INFORMATION SHOWN —
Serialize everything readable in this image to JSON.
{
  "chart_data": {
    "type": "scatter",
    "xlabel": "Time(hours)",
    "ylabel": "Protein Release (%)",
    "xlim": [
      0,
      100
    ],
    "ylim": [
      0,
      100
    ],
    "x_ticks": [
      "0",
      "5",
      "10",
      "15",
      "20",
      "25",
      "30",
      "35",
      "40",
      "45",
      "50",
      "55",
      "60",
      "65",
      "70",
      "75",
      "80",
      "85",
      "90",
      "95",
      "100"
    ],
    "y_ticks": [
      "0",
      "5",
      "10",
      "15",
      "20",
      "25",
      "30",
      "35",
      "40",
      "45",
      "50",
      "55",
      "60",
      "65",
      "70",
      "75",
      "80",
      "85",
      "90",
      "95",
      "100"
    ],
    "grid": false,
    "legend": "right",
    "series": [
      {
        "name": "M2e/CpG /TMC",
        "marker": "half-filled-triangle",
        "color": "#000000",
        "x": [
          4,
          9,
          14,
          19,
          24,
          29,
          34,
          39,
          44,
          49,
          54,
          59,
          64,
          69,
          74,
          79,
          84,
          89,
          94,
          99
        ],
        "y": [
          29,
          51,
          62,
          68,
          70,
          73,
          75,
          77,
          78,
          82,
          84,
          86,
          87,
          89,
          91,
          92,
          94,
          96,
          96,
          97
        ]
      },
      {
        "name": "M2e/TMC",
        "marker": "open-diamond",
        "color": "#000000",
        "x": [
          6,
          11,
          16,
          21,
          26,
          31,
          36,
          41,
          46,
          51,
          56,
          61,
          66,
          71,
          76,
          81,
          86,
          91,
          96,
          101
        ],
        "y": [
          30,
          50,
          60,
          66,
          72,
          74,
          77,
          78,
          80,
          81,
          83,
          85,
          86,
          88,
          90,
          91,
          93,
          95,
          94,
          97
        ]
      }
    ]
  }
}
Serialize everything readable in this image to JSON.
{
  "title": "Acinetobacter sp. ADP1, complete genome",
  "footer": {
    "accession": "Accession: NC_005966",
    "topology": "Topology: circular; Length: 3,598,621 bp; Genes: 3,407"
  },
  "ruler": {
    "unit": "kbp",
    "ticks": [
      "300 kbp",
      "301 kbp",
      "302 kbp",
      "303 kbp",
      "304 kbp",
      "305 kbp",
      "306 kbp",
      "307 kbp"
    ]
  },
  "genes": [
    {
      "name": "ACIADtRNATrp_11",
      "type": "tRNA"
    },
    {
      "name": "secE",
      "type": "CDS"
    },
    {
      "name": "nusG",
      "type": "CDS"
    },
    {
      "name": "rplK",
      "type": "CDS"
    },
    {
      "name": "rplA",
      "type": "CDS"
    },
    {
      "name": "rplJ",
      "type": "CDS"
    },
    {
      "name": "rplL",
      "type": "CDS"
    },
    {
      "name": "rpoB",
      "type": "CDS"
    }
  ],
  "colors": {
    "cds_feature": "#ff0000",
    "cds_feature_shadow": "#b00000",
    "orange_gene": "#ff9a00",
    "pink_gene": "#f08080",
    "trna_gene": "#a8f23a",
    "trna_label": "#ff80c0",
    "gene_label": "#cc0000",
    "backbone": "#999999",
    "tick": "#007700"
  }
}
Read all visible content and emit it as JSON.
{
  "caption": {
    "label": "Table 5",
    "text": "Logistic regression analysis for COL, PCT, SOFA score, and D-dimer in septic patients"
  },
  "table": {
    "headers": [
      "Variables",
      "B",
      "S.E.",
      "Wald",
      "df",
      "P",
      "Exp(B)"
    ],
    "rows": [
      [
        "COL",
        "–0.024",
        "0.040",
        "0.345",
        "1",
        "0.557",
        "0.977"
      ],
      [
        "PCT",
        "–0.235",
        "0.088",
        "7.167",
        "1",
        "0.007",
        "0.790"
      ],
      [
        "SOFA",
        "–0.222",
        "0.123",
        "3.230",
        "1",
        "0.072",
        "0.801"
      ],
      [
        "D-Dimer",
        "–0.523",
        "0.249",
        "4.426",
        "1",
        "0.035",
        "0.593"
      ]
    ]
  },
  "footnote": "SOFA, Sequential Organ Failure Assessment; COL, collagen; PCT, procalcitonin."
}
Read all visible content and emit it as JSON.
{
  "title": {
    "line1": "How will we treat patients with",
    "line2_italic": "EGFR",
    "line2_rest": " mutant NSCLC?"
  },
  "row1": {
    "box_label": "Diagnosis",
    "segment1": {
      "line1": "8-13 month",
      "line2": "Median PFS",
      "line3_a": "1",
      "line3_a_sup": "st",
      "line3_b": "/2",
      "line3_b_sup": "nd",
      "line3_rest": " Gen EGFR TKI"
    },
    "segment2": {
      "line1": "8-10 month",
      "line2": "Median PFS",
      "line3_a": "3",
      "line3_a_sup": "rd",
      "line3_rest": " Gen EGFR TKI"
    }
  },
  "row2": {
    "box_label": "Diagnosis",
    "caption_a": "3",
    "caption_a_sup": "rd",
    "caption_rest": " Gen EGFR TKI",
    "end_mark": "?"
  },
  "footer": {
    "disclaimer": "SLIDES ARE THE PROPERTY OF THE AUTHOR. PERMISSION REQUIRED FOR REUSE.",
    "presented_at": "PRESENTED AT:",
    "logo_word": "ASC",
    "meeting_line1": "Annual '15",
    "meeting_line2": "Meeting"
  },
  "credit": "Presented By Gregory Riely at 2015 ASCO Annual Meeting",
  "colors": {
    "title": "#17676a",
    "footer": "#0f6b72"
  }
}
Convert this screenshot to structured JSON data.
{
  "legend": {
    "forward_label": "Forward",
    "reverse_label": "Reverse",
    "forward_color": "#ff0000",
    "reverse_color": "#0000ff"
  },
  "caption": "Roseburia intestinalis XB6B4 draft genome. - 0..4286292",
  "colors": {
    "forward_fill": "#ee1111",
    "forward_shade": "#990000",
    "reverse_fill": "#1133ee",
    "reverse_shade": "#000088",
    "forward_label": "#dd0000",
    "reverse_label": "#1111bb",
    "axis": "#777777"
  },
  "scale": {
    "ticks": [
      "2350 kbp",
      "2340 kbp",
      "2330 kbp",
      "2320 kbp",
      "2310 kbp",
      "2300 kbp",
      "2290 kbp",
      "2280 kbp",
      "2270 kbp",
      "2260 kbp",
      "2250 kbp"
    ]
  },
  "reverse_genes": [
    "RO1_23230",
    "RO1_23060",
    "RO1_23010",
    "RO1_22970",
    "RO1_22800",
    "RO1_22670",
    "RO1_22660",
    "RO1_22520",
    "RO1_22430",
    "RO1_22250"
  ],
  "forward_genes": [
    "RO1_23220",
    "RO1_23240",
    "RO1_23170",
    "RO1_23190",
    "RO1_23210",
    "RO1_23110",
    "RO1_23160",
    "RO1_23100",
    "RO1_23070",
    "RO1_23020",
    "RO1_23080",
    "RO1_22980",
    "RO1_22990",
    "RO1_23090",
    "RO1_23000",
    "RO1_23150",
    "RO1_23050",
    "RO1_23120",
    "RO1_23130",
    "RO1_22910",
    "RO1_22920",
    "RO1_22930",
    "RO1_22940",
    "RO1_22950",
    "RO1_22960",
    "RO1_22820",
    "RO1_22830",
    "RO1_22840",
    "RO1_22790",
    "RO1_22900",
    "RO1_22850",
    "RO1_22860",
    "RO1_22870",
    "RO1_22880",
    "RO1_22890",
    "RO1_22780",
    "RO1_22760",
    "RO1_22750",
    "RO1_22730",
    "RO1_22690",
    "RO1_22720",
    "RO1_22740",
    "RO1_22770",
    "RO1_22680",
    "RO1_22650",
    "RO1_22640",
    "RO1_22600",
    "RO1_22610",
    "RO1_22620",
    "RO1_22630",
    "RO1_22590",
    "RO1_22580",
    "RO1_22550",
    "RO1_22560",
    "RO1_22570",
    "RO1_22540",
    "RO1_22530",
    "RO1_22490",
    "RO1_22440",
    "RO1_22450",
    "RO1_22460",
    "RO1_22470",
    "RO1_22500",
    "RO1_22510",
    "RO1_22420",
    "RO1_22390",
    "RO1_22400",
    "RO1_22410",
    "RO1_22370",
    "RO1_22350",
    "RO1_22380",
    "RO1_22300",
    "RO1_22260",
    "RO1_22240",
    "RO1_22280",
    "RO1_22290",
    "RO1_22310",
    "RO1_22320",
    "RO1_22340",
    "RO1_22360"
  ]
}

TASK STATEMENT — Look over the material above and show each line where "SOFA" appears.

PROBLEM SOLUTION —
    "text": "Logistic regression analysis for COL, PCT, SOFA score, and D-dimer in septic patients"
        "SOFA",
  "footnote": "SOFA, Sequential Organ Failure Assessment; COL, collagen; PCT, procalcitonin."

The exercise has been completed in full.